**WHAT IS REQUIRED**
Copy out each line exactly; pictures stay out of the copy.

**GIVEN ENTRIES**

▼

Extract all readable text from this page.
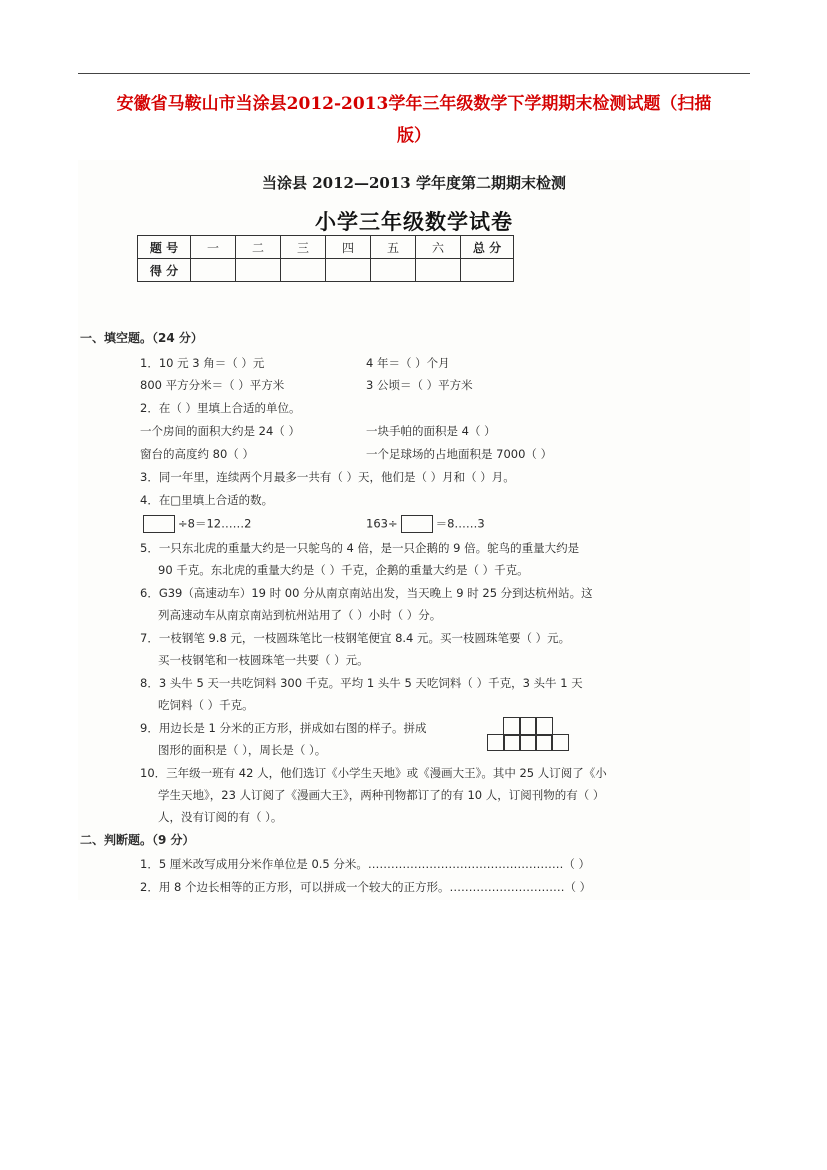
安徽省马鞍山市当涂县2012-2013学年三年级数学下学期期末检测试题（扫描
版）
当涂县 2012—2013 学年度第二期期末检测
小学三年级数学试卷
题 号	一	二	三	四	五	六	总 分
得 分							
一、填空题。（24 分）
1．10 元 3 角＝（ ）元	4 年＝（ ）个月
800 平方分米＝（ ）平方米	3 公顷＝（ ）平方米
2．在（ ）里填上合适的单位。
一个房间的面积大约是 24（ ）	一块手帕的面积是 4（ ）
窗台的高度约 80（ ）	一个足球场的占地面积是 7000（ ）
3．同一年里，连续两个月最多一共有（ ）天，他们是（ ）月和（ ）月。
4．在□里填上合适的数。
÷8＝12……2	163÷	＝8……3
5．一只东北虎的重量大约是一只鸵鸟的 4 倍，是一只企鹅的 9 倍。鸵鸟的重量大约是
90 千克。东北虎的重量大约是（ ）千克，企鹅的重量大约是（ ）千克。
6．G39（高速动车）19 时 00 分从南京南站出发，当天晚上 9 时 25 分到达杭州站。这
列高速动车从南京南站到杭州站用了（ ）小时（ ）分。
7．一枝钢笔 9.8 元，一枝圆珠笔比一枝钢笔便宜 8.4 元。买一枝圆珠笔要（ ）元。
买一枝钢笔和一枝圆珠笔一共要（ ）元。
8．3 头牛 5 天一共吃饲料 300 千克。平均 1 头牛 5 天吃饲料（ ）千克，3 头牛 1 天
吃饲料（ ）千克。
9．用边长是 1 分米的正方形，拼成如右图的样子。拼成
图形的面积是（ ），周长是（ ）。
10．三年级一班有 42 人，他们选订《小学生天地》或《漫画大王》。其中 25 人订阅了《小
学生天地》，23 人订阅了《漫画大王》，两种刊物都订了的有 10 人，订阅刊物的有（ ）
人，没有订阅的有（ ）。
二、判断题。（9 分）
1．5 厘米改写成用分米作单位是 0.5 分米。……………………………………………（ ）
2．用 8 个边长相等的正方形，可以拼成一个较大的正方形。…………………………（ ）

▲

**RESULT OF THIS TASK**
Extract all readable text from this page.
安徽省马鞍山市当涂县2012-2013学年三年级数学下学期期末检测试题（扫描
版）
当涂县 2012—2013 学年度第二期期末检测
小学三年级数学试卷
题 号	一	二	三	四	五	六	总 分
得 分							
一、填空题。（24 分）
1．10 元 3 角＝（ ）元	4 年＝（ ）个月
800 平方分米＝（ ）平方米	3 公顷＝（ ）平方米
2．在（ ）里填上合适的单位。
一个房间的面积大约是 24（ ）	一块手帕的面积是 4（ ）
窗台的高度约 80（ ）	一个足球场的占地面积是 7000（ ）
3．同一年里，连续两个月最多一共有（ ）天，他们是（ ）月和（ ）月。
4．在□里填上合适的数。
÷8＝12……2	163÷	＝8……3
5．一只东北虎的重量大约是一只鸵鸟的 4 倍，是一只企鹅的 9 倍。鸵鸟的重量大约是
90 千克。东北虎的重量大约是（ ）千克，企鹅的重量大约是（ ）千克。
6．G39（高速动车）19 时 00 分从南京南站出发，当天晚上 9 时 25 分到达杭州站。这
列高速动车从南京南站到杭州站用了（ ）小时（ ）分。
7．一枝钢笔 9.8 元，一枝圆珠笔比一枝钢笔便宜 8.4 元。买一枝圆珠笔要（ ）元。
买一枝钢笔和一枝圆珠笔一共要（ ）元。
8．3 头牛 5 天一共吃饲料 300 千克。平均 1 头牛 5 天吃饲料（ ）千克，3 头牛 1 天
吃饲料（ ）千克。
9．用边长是 1 分米的正方形，拼成如右图的样子。拼成
图形的面积是（ ），周长是（ ）。
10．三年级一班有 42 人，他们选订《小学生天地》或《漫画大王》。其中 25 人订阅了《小
学生天地》，23 人订阅了《漫画大王》，两种刊物都订了的有 10 人，订阅刊物的有（ ）
人，没有订阅的有（ ）。
二、判断题。（9 分）
1．5 厘米改写成用分米作单位是 0.5 分米。……………………………………………（ ）
2．用 8 个边长相等的正方形，可以拼成一个较大的正方形。…………………………（ ）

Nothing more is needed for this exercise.